■ Set exercise:
Copy, from the entries below, each line where the word "title" can be found.

■ Extracted records:
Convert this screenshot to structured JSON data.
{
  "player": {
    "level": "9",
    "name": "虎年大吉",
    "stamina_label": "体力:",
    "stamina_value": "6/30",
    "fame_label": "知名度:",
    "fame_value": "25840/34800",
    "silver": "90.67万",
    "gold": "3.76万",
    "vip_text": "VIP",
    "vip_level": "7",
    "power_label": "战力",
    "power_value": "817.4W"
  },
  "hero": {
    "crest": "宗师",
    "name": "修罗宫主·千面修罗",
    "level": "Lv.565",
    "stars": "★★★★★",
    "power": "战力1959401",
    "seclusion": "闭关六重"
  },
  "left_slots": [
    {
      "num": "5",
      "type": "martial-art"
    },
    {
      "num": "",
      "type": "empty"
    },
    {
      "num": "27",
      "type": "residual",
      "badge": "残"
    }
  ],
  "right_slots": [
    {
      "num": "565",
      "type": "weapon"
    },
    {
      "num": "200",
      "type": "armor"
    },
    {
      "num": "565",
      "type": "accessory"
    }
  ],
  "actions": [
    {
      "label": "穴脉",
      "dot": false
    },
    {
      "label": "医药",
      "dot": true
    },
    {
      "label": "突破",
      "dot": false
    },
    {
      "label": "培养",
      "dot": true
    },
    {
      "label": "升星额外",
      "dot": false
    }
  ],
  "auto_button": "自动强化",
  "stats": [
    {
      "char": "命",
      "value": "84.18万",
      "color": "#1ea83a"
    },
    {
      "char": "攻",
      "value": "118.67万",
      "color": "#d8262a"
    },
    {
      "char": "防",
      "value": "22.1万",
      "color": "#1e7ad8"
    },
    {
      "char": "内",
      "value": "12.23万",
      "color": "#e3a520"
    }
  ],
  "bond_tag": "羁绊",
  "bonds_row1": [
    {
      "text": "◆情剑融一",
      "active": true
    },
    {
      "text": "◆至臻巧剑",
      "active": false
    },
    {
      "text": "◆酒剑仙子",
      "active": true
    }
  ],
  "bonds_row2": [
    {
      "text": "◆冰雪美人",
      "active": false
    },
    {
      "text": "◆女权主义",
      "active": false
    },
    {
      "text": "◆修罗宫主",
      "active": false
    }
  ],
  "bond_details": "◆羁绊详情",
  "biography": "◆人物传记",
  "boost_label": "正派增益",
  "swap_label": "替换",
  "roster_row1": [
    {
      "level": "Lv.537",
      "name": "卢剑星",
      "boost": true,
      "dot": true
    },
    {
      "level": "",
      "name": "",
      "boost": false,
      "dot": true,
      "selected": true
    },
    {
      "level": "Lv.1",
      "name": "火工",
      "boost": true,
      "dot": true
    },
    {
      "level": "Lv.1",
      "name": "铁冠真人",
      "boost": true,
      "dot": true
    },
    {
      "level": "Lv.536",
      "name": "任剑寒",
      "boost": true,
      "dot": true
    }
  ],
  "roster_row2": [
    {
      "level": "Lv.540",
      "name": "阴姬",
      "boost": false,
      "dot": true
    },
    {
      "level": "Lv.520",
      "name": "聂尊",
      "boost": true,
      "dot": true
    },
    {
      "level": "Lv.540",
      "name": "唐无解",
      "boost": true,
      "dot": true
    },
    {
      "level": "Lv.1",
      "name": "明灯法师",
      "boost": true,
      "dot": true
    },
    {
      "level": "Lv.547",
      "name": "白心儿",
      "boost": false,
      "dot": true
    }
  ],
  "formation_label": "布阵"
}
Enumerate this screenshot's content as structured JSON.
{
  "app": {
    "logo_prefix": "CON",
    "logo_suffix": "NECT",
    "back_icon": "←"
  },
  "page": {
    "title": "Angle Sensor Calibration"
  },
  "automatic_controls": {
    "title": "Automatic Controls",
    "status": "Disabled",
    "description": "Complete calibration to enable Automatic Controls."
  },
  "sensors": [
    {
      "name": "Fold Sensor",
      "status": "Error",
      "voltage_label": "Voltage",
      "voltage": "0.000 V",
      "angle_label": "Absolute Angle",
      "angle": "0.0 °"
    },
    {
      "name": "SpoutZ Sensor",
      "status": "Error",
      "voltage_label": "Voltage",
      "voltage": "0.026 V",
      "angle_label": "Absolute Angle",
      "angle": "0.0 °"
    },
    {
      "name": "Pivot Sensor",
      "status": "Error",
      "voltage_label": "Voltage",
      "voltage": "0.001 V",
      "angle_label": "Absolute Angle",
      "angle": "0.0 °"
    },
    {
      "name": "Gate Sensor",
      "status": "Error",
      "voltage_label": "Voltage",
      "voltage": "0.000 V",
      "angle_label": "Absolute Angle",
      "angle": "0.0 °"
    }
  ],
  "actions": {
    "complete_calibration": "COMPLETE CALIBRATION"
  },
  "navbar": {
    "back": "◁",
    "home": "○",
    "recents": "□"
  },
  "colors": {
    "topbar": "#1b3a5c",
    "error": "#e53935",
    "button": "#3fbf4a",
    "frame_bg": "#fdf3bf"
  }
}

■ Written answer:
    "title": "Angle Sensor Calibration"
    "title": "Automatic Controls",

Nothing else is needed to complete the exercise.